------ LISTED RECORDS

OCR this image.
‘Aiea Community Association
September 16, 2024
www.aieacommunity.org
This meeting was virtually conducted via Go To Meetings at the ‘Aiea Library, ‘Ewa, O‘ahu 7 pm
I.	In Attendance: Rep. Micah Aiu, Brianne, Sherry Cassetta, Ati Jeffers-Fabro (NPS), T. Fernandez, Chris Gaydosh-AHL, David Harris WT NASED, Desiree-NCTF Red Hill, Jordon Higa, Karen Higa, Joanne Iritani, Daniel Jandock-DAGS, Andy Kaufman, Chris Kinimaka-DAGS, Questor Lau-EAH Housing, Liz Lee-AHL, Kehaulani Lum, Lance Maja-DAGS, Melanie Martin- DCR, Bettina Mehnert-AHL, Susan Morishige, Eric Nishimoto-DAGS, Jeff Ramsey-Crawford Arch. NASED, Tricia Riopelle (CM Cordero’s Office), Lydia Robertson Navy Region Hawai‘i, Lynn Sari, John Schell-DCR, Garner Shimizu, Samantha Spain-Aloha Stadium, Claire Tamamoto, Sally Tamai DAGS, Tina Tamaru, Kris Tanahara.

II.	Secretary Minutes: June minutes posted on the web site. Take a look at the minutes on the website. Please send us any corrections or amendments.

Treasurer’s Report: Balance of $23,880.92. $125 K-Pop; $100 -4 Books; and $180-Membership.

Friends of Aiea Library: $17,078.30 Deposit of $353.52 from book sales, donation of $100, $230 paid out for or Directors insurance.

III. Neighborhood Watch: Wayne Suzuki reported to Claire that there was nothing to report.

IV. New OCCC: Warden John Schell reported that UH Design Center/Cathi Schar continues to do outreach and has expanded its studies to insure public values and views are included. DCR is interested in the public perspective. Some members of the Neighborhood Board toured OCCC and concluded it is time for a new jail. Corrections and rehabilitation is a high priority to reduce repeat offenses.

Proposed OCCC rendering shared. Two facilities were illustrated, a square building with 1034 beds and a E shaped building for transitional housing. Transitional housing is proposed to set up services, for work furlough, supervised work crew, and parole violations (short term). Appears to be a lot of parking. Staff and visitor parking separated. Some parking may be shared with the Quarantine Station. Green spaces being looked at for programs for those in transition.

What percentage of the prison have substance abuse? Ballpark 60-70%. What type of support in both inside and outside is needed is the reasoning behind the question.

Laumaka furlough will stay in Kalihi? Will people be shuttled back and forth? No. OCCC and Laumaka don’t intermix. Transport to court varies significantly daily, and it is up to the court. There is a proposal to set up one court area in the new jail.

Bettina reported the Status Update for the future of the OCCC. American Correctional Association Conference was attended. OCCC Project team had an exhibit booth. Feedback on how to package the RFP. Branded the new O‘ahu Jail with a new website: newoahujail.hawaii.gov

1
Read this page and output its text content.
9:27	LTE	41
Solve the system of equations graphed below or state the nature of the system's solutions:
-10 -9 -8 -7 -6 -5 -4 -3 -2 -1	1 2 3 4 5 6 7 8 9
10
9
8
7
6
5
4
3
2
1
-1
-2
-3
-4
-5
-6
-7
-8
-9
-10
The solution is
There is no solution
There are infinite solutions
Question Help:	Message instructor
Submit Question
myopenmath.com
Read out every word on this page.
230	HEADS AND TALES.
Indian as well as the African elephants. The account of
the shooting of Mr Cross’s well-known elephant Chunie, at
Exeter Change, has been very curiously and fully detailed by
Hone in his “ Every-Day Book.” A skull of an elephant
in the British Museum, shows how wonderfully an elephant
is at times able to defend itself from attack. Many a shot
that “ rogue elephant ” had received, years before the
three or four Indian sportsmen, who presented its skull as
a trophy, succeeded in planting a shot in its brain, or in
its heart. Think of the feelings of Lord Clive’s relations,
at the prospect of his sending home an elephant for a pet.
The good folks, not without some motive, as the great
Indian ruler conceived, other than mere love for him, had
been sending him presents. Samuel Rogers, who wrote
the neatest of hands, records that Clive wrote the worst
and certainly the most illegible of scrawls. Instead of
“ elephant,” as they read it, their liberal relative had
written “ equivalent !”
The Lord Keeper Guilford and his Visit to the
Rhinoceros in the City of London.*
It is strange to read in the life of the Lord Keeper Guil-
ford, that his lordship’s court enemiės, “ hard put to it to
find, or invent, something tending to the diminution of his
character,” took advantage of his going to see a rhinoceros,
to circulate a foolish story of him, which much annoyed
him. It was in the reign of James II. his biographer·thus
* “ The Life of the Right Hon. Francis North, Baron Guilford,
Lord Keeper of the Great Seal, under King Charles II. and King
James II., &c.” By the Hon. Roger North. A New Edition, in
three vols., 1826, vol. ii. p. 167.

------------

# YOUR GOAL:
Filter the entries down to the lines with the word "wrote" in them.

# THE COMPLETED TASK:
been sending him presents. Samuel Rogers, who wrote
the neatest of hands, records that Clive wrote the worst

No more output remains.